- **Task to carry out**
Using the listing below, extract each line that has the word "content" in it.

-----

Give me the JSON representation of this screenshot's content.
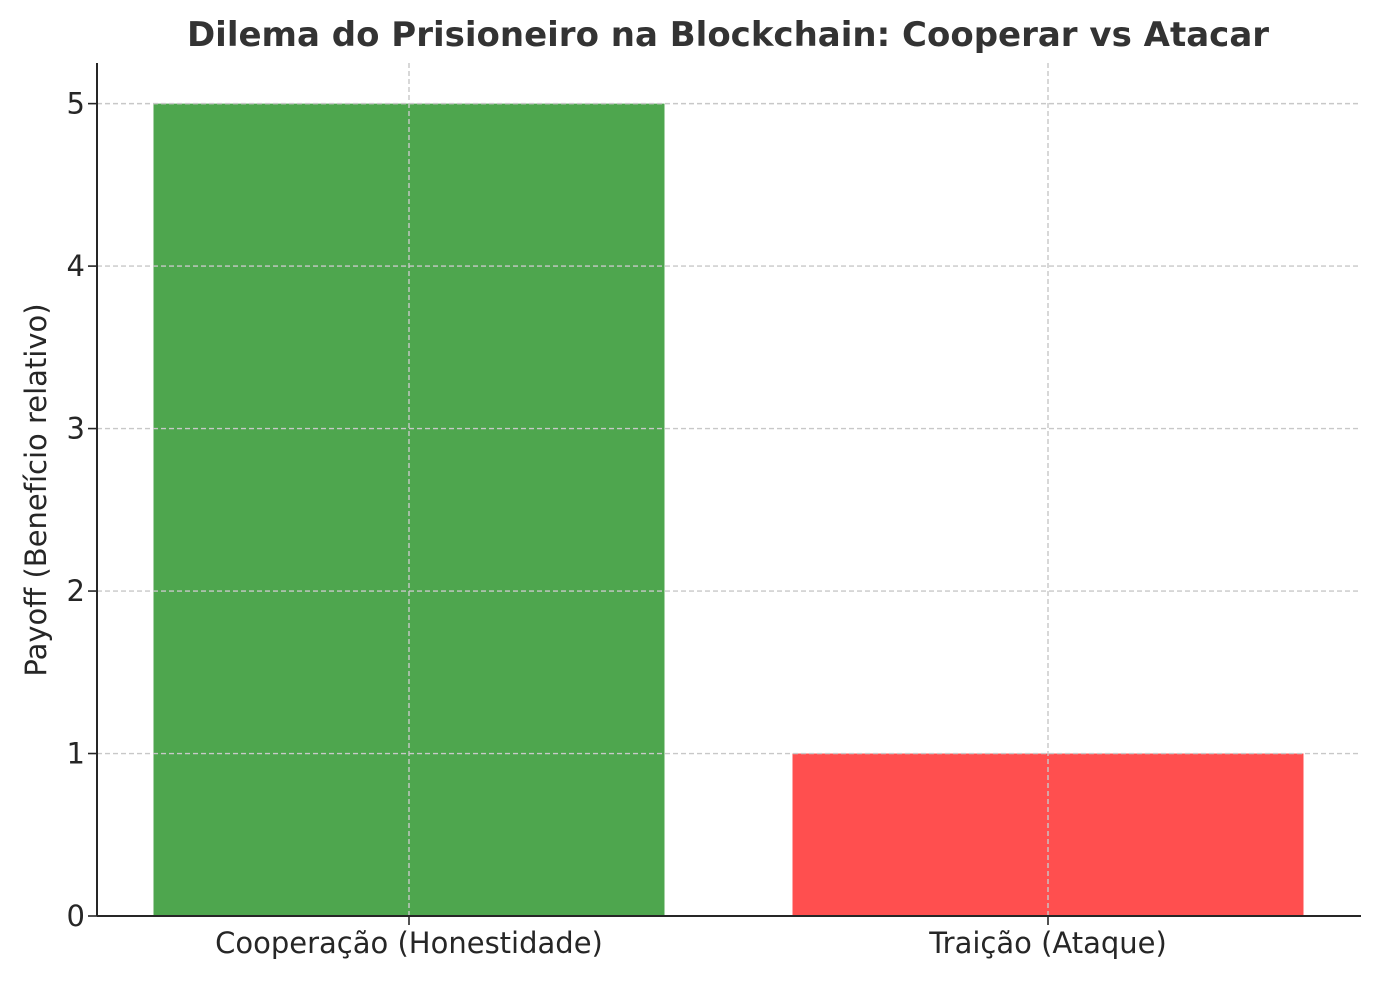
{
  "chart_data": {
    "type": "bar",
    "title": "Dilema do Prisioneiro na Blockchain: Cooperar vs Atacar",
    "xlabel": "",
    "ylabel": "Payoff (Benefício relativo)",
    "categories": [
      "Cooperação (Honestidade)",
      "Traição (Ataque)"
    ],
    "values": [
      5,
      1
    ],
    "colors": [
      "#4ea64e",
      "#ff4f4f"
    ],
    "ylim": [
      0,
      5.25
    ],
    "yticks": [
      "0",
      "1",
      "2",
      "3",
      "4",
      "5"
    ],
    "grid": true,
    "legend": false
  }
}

-----

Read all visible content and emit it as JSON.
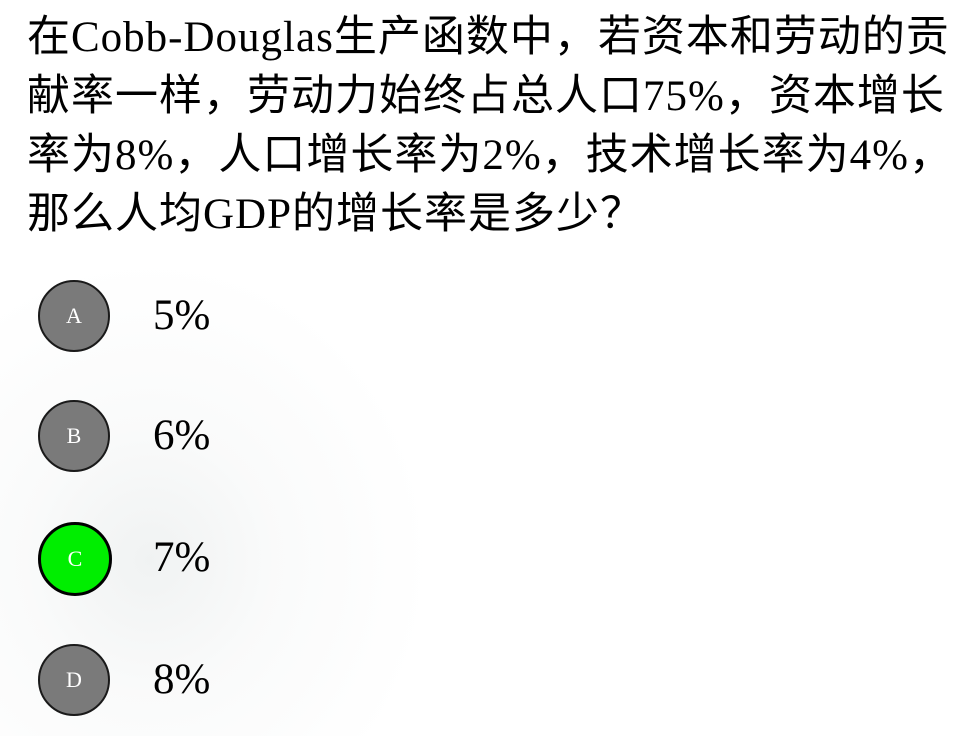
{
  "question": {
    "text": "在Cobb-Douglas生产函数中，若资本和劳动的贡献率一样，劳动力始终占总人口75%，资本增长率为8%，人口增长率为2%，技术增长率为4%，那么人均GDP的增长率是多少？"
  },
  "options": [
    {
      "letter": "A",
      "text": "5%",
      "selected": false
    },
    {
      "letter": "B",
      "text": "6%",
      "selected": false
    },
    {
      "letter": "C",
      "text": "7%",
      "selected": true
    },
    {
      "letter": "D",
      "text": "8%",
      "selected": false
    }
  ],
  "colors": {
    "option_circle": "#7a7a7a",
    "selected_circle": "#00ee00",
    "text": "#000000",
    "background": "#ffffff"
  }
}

-----

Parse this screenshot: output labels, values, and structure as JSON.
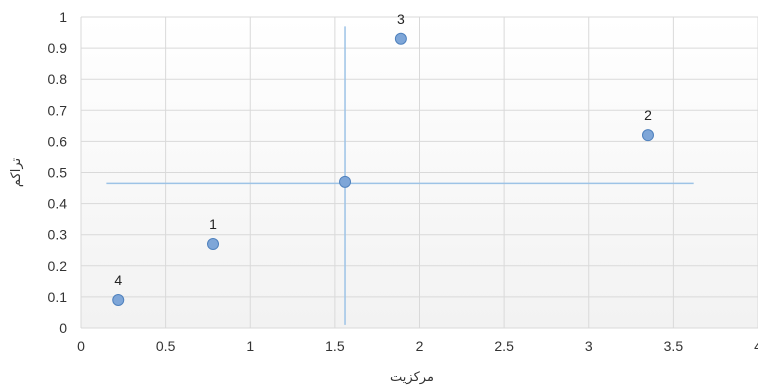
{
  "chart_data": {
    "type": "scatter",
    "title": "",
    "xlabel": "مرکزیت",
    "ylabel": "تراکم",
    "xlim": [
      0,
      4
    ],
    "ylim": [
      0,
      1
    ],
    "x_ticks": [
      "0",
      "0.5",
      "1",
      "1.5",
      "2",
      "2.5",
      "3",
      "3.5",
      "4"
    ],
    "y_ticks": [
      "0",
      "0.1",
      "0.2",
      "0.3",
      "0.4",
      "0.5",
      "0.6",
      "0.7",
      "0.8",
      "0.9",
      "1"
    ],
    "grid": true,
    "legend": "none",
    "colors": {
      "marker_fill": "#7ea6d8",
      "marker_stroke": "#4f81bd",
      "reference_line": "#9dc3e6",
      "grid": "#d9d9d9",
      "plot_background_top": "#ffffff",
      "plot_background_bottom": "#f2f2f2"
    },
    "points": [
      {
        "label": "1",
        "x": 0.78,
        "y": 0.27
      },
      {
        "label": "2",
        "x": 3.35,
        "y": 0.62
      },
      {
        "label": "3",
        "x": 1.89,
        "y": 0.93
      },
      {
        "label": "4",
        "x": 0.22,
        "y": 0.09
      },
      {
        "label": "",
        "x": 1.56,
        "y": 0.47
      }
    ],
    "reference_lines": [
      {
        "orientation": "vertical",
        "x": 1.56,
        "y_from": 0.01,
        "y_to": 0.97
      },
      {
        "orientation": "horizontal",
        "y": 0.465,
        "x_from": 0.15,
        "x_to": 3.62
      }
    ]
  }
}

-----

- **Exercise response**
Give me the JSON representation of this screenshot's content.
Read all visible content and emit it as JSON.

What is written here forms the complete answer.